Filter the records below for the word "Nennstrom". Copy each line that holds it.

──────

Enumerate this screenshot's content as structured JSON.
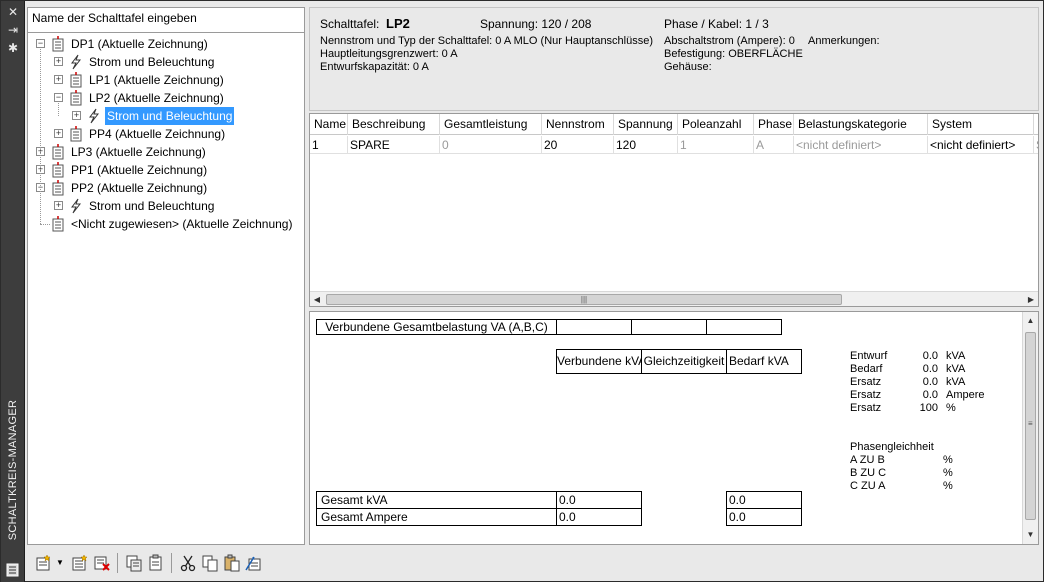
{
  "palette": {
    "title": "SCHALTKREIS-MANAGER"
  },
  "tree": {
    "header": "Name der Schalttafel eingeben",
    "nodes": [
      {
        "label": "DP1 (Aktuelle Zeichnung)",
        "icon": "panel-icon",
        "level": 0,
        "expander": "minus"
      },
      {
        "label": "Strom und Beleuchtung",
        "icon": "lightning-icon",
        "level": 1,
        "expander": "plus"
      },
      {
        "label": "LP1 (Aktuelle Zeichnung)",
        "icon": "panel-icon",
        "level": 1,
        "expander": "plus"
      },
      {
        "label": "LP2 (Aktuelle Zeichnung)",
        "icon": "panel-icon",
        "level": 1,
        "expander": "minus"
      },
      {
        "label": "Strom und Beleuchtung",
        "icon": "lightning-icon",
        "level": 2,
        "expander": "plus",
        "selected": true
      },
      {
        "label": "PP4 (Aktuelle Zeichnung)",
        "icon": "panel-icon",
        "level": 1,
        "expander": "plus"
      },
      {
        "label": "LP3 (Aktuelle Zeichnung)",
        "icon": "panel-icon",
        "level": 0,
        "expander": "plus"
      },
      {
        "label": "PP1 (Aktuelle Zeichnung)",
        "icon": "panel-icon",
        "level": 0,
        "expander": "plus"
      },
      {
        "label": "PP2 (Aktuelle Zeichnung)",
        "icon": "panel-icon",
        "level": 0,
        "expander": "minus"
      },
      {
        "label": "Strom und Beleuchtung",
        "icon": "lightning-icon",
        "level": 1,
        "expander": "plus"
      },
      {
        "label": "<Nicht zugewiesen> (Aktuelle Zeichnung)",
        "icon": "panel-icon",
        "level": 0,
        "expander": "none"
      }
    ]
  },
  "info": {
    "panel_label": "Schalttafel:",
    "panel_value": "LP2",
    "voltage": "Spannung: 120 / 208",
    "phase_wire": "Phase / Kabel:   1 /  3",
    "rating_type": "Nennstrom und Typ der Schalttafel: 0 A MLO (Nur Hauptanschlüsse)",
    "main_limit": "Hauptleitungsgrenzwert: 0 A",
    "design_capacity": "Entwurfskapazität: 0 A",
    "aic": "Abschaltstrom (Ampere):  0",
    "notes": "Anmerkungen:",
    "mounting": "Befestigung:  OBERFLÄCHE",
    "enclosure": "Gehäuse:"
  },
  "grid": {
    "columns": [
      "Name",
      "Beschreibung",
      "Gesamtleistung",
      "Nennstrom",
      "Spannung",
      "Poleanzahl",
      "Phase",
      "Belastungskategorie",
      "System",
      "S"
    ],
    "rows": [
      [
        "1",
        "SPARE",
        "0",
        "20",
        "120",
        "1",
        "A",
        "<nicht definiert>",
        "<nicht definiert>",
        "S"
      ]
    ]
  },
  "loads": {
    "connected_total_label": "Verbundene Gesamtbelastung VA (A,B,C)",
    "col_connected": "Verbundene kVA",
    "col_demand_factor": "Gleichzeitigkeit",
    "col_demand": "Bedarf kVA",
    "total_kva_label": "Gesamt kVA",
    "total_kva_connected": "0.0",
    "total_kva_demand": "0.0",
    "total_amp_label": "Gesamt Ampere",
    "total_amp_connected": "0.0",
    "total_amp_demand": "0.0",
    "summary": [
      {
        "label": "Entwurf",
        "value": "0.0",
        "unit": "kVA"
      },
      {
        "label": "Bedarf",
        "value": "0.0",
        "unit": "kVA"
      },
      {
        "label": "Ersatz",
        "value": "0.0",
        "unit": "kVA"
      },
      {
        "label": "Ersatz",
        "value": "0.0",
        "unit": "Ampere"
      },
      {
        "label": "Ersatz",
        "value": "100",
        "unit": "%"
      }
    ],
    "imbalance_title": "Phasengleichheit",
    "imbalance": [
      {
        "label": "A ZU B",
        "unit": "%"
      },
      {
        "label": "B ZU C",
        "unit": "%"
      },
      {
        "label": "C ZU A",
        "unit": "%"
      }
    ]
  },
  "toolbar": {
    "buttons": [
      "new-panel-icon",
      "dropdown-arrow-icon",
      "new-circuit-icon",
      "delete-icon",
      "copy-panel-icon",
      "paste-panel-icon",
      "cut-icon",
      "copy-icon",
      "paste-icon",
      "assign-icon"
    ]
  }
}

──────

* EXPECTED ANSWER
    "rating_type": "Nennstrom und Typ der Schalttafel: 0 A MLO (Nur Hauptanschlüsse)",
      "Nennstrom",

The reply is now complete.